*** THE INPUT ***
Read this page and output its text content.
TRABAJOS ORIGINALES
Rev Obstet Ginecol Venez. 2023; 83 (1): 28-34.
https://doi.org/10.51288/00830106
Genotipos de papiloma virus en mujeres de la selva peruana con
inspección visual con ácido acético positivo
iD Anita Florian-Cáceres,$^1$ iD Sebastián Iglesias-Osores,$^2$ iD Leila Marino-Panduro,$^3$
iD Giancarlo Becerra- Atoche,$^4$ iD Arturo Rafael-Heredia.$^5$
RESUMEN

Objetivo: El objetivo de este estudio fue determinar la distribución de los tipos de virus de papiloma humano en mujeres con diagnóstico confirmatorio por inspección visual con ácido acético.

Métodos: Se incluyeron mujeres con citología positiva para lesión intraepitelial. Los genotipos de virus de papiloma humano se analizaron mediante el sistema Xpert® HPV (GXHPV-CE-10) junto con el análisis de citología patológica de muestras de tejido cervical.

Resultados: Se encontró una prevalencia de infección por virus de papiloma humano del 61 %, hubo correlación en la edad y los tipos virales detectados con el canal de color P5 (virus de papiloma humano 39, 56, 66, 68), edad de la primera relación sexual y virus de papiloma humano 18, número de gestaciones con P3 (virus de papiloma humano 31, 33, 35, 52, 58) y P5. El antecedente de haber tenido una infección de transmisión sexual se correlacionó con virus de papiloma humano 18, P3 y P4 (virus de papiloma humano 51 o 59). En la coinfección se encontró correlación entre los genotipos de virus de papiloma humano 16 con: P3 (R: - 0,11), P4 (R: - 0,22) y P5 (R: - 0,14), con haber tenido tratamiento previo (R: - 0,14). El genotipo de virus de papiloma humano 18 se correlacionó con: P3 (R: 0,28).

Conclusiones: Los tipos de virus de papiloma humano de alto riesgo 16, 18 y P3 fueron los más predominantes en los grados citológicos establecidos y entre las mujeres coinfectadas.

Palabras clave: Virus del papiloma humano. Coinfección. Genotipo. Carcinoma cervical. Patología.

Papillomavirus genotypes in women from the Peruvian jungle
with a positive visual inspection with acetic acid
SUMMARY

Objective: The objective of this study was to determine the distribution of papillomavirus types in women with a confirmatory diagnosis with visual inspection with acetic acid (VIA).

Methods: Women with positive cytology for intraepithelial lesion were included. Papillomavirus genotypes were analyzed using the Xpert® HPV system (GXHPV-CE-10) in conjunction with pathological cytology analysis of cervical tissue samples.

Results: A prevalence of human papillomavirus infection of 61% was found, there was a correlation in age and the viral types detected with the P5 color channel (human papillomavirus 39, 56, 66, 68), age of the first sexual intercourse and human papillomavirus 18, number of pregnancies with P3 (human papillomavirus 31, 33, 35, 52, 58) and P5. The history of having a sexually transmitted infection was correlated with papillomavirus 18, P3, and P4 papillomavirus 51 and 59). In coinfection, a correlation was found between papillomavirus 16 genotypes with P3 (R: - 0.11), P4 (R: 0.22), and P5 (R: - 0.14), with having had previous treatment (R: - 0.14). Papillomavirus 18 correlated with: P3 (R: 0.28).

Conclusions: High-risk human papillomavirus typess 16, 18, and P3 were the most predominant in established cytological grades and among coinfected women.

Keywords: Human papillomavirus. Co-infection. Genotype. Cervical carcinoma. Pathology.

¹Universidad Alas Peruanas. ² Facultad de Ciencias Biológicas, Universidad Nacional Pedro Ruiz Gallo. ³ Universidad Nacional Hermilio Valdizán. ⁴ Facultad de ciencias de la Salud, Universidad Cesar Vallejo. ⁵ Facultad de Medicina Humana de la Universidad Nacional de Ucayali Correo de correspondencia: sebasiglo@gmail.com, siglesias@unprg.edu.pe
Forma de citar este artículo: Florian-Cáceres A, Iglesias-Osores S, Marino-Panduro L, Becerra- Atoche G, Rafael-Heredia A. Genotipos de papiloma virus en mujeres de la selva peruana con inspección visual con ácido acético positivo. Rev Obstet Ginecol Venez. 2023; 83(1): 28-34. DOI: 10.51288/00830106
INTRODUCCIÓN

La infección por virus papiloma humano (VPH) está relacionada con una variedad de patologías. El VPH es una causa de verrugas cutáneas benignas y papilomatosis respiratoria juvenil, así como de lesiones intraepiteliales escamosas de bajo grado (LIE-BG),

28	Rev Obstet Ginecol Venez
***
Lines holding "inspection" in the data above: copy each of them.

### ANSWER
with a positive visual inspection with acetic acid
Objective: The objective of this study was to determine the distribution of papillomavirus types in women with a confirmatory diagnosis with visual inspection with acetic acid (VIA).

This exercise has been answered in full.